╭─ Data to use

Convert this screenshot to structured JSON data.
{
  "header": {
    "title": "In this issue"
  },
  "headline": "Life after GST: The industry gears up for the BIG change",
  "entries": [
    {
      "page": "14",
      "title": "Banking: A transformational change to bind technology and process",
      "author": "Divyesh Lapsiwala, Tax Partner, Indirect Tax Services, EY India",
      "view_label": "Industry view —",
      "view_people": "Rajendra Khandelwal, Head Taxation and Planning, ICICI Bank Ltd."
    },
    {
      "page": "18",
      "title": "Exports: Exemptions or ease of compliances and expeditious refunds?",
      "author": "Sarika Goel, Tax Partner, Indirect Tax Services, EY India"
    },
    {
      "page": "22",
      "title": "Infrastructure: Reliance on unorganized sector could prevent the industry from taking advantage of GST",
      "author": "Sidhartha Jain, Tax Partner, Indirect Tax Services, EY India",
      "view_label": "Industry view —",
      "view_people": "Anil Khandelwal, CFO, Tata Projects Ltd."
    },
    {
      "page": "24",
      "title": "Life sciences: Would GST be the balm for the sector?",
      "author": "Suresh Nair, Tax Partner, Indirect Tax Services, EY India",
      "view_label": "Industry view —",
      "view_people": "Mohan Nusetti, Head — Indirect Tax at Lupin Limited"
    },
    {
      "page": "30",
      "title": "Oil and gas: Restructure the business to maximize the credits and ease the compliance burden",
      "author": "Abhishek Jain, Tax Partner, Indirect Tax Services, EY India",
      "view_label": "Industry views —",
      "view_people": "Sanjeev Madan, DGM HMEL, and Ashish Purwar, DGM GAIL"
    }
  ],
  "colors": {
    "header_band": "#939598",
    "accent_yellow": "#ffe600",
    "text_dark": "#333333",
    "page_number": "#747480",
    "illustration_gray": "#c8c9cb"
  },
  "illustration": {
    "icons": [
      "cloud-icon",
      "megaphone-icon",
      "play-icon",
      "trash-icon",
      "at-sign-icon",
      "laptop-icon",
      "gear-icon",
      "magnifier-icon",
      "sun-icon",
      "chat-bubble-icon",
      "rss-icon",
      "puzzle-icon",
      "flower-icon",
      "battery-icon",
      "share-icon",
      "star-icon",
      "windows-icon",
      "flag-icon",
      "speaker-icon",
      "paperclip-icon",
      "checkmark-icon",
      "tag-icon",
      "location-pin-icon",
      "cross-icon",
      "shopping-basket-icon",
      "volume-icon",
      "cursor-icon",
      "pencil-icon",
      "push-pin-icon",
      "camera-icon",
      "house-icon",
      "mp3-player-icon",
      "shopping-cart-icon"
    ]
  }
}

╰─

▶ _Problem to work on_
Every entry above should be retyped exactly as shown.

▶ _Task response_
Convert this screenshot to structured JSON data.
{
  "header": {
    "title": "In this issue"
  },
  "headline": "Life after GST: The industry gears up for the BIG change",
  "entries": [
    {
      "page": "14",
      "title": "Banking: A transformational change to bind technology and process",
      "author": "Divyesh Lapsiwala, Tax Partner, Indirect Tax Services, EY India",
      "view_label": "Industry view —",
      "view_people": "Rajendra Khandelwal, Head Taxation and Planning, ICICI Bank Ltd."
    },
    {
      "page": "18",
      "title": "Exports: Exemptions or ease of compliances and expeditious refunds?",
      "author": "Sarika Goel, Tax Partner, Indirect Tax Services, EY India"
    },
    {
      "page": "22",
      "title": "Infrastructure: Reliance on unorganized sector could prevent the industry from taking advantage of GST",
      "author": "Sidhartha Jain, Tax Partner, Indirect Tax Services, EY India",
      "view_label": "Industry view —",
      "view_people": "Anil Khandelwal, CFO, Tata Projects Ltd."
    },
    {
      "page": "24",
      "title": "Life sciences: Would GST be the balm for the sector?",
      "author": "Suresh Nair, Tax Partner, Indirect Tax Services, EY India",
      "view_label": "Industry view —",
      "view_people": "Mohan Nusetti, Head — Indirect Tax at Lupin Limited"
    },
    {
      "page": "30",
      "title": "Oil and gas: Restructure the business to maximize the credits and ease the compliance burden",
      "author": "Abhishek Jain, Tax Partner, Indirect Tax Services, EY India",
      "view_label": "Industry views —",
      "view_people": "Sanjeev Madan, DGM HMEL, and Ashish Purwar, DGM GAIL"
    }
  ],
  "colors": {
    "header_band": "#939598",
    "accent_yellow": "#ffe600",
    "text_dark": "#333333",
    "page_number": "#747480",
    "illustration_gray": "#c8c9cb"
  },
  "illustration": {
    "icons": [
      "cloud-icon",
      "megaphone-icon",
      "play-icon",
      "trash-icon",
      "at-sign-icon",
      "laptop-icon",
      "gear-icon",
      "magnifier-icon",
      "sun-icon",
      "chat-bubble-icon",
      "rss-icon",
      "puzzle-icon",
      "flower-icon",
      "battery-icon",
      "share-icon",
      "star-icon",
      "windows-icon",
      "flag-icon",
      "speaker-icon",
      "paperclip-icon",
      "checkmark-icon",
      "tag-icon",
      "location-pin-icon",
      "cross-icon",
      "shopping-basket-icon",
      "volume-icon",
      "cursor-icon",
      "pencil-icon",
      "push-pin-icon",
      "camera-icon",
      "house-icon",
      "mp3-player-icon",
      "shopping-cart-icon"
    ]
  }
}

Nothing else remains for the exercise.